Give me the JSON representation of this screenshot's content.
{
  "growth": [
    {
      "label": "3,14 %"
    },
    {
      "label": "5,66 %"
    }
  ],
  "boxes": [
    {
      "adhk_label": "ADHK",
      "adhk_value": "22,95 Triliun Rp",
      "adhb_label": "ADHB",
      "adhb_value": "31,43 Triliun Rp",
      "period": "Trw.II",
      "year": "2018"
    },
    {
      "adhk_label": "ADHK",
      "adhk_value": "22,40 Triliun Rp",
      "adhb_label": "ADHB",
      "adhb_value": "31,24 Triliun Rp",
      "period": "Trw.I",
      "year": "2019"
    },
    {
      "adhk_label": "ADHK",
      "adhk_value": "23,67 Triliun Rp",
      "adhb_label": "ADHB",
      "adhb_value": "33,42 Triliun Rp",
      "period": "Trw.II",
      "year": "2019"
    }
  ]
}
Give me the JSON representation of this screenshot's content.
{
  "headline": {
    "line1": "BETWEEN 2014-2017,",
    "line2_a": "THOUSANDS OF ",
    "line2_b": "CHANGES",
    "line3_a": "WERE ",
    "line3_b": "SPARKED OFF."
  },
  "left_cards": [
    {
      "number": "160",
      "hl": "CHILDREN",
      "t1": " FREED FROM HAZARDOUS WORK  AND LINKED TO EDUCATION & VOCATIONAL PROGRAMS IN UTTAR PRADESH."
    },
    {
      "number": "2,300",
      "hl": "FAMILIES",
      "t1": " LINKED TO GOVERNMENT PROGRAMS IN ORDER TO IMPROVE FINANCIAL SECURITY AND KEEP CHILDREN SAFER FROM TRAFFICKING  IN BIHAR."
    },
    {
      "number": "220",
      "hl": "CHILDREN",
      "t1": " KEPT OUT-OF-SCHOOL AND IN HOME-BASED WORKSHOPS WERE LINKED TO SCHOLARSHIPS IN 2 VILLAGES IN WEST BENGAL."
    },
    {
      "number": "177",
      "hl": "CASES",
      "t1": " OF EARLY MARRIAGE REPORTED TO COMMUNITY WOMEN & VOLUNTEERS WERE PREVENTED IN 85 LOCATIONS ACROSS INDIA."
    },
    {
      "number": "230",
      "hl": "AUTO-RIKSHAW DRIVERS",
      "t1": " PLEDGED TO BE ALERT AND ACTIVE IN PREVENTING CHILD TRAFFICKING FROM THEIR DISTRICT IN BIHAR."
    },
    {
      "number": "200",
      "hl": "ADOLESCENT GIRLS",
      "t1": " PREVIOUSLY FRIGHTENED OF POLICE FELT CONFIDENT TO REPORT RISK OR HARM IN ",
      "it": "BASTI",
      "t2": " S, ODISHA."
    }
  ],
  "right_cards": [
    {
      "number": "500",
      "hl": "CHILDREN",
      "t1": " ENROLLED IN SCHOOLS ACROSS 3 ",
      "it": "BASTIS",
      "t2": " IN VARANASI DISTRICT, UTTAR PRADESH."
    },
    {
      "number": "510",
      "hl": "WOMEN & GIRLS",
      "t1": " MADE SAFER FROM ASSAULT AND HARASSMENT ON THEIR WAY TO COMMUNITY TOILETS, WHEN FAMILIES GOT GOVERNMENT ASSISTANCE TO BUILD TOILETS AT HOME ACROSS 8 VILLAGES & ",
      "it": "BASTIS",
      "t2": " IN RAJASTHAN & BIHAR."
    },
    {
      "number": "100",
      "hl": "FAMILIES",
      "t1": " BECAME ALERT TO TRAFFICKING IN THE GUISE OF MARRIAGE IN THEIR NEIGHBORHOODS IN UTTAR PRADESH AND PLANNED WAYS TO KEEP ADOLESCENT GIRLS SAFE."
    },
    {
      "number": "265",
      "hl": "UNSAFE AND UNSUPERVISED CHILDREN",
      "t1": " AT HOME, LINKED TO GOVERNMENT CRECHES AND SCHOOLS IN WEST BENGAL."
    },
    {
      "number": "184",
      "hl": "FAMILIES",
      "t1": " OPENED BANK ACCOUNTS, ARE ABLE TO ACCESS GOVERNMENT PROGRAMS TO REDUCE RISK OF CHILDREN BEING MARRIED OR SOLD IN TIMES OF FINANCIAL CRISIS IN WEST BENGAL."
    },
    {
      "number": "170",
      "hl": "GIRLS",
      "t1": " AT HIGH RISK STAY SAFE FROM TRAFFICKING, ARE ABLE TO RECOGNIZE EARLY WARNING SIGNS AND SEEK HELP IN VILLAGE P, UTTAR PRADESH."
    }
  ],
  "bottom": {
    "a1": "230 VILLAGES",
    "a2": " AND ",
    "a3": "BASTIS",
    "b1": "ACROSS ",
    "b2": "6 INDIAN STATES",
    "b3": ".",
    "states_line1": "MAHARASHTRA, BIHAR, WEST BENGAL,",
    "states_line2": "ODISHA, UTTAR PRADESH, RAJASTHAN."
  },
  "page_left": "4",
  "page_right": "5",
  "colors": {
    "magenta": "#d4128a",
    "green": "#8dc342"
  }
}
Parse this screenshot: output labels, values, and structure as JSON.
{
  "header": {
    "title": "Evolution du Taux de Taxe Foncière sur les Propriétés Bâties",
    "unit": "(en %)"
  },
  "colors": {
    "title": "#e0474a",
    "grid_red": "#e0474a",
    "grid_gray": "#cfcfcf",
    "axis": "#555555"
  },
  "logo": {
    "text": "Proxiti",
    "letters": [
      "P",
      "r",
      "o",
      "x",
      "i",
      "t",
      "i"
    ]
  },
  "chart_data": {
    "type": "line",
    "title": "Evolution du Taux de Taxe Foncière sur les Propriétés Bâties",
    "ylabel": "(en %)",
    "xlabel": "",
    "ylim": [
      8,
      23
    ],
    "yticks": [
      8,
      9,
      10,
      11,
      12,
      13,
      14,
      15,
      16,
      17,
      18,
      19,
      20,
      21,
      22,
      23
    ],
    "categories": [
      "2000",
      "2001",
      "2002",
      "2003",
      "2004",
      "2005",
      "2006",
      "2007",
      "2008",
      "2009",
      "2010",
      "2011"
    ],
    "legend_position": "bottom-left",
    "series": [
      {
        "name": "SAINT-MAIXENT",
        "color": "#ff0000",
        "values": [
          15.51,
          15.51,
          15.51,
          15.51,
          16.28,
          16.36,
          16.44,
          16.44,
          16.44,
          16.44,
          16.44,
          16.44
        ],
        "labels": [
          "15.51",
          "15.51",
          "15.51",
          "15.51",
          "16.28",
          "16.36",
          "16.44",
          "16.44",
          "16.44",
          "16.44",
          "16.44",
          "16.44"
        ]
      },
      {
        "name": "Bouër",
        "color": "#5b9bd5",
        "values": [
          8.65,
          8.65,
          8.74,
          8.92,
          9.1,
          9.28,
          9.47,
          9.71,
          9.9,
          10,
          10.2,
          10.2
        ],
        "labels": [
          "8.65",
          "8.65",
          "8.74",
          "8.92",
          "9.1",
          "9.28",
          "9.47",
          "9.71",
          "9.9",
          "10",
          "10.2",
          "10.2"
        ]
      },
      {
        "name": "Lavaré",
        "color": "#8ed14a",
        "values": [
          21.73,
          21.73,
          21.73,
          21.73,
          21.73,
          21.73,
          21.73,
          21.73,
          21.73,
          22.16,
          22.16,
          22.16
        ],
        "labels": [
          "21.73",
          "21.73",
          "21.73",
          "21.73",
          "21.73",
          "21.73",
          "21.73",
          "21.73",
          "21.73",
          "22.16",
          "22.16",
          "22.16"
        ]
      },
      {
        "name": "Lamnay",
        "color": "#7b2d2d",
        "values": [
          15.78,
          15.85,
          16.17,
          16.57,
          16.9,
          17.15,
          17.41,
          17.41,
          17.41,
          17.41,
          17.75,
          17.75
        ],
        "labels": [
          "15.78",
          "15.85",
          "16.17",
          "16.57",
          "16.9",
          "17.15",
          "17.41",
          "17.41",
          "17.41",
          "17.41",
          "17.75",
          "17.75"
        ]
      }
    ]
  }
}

> Given instruction: Scan the listing above for the word "KEEP" and copy every line that holds it.

> The result:
      "t1": " LINKED TO GOVERNMENT PROGRAMS IN ORDER TO IMPROVE FINANCIAL SECURITY AND KEEP CHILDREN SAFER FROM TRAFFICKING  IN BIHAR."
      "t1": " BECAME ALERT TO TRAFFICKING IN THE GUISE OF MARRIAGE IN THEIR NEIGHBORHOODS IN UTTAR PRADESH AND PLANNED WAYS TO KEEP ADOLESCENT GIRLS SAFE."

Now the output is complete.